WRITTEN REQUEST:
Determine how many lines contain the string "depth". Reply with that figure and nothing else.

───── INFORMATION GIVEN

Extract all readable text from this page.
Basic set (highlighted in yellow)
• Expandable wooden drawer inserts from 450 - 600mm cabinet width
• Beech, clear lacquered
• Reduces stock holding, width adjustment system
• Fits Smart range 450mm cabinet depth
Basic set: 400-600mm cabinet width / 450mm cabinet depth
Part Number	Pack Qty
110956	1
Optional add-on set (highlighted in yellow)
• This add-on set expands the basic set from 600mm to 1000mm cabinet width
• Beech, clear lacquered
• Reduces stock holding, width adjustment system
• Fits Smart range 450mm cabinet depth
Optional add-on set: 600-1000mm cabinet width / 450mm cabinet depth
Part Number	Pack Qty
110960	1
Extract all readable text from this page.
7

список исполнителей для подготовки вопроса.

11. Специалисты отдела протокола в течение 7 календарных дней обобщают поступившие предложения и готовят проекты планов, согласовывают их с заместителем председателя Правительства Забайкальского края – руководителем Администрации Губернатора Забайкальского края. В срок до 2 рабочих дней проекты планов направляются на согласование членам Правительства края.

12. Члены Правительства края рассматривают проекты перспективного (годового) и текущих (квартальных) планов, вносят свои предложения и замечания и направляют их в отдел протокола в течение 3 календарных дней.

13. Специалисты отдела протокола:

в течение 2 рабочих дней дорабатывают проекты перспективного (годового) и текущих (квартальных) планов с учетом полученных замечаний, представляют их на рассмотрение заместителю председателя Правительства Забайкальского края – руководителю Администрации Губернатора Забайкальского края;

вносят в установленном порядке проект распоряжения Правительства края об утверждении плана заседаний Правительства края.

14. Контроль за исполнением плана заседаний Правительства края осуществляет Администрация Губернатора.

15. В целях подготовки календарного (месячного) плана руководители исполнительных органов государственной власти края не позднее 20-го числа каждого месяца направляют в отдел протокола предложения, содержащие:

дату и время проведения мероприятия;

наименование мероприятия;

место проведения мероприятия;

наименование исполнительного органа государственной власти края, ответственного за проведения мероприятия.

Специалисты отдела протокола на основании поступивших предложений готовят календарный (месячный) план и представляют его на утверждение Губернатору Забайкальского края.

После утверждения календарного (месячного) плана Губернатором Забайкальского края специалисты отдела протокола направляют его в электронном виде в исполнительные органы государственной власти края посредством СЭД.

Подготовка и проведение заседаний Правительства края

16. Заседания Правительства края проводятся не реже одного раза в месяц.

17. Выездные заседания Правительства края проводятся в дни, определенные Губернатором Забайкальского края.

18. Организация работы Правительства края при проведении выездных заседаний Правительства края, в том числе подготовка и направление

──────────

TASK ANSWER:
4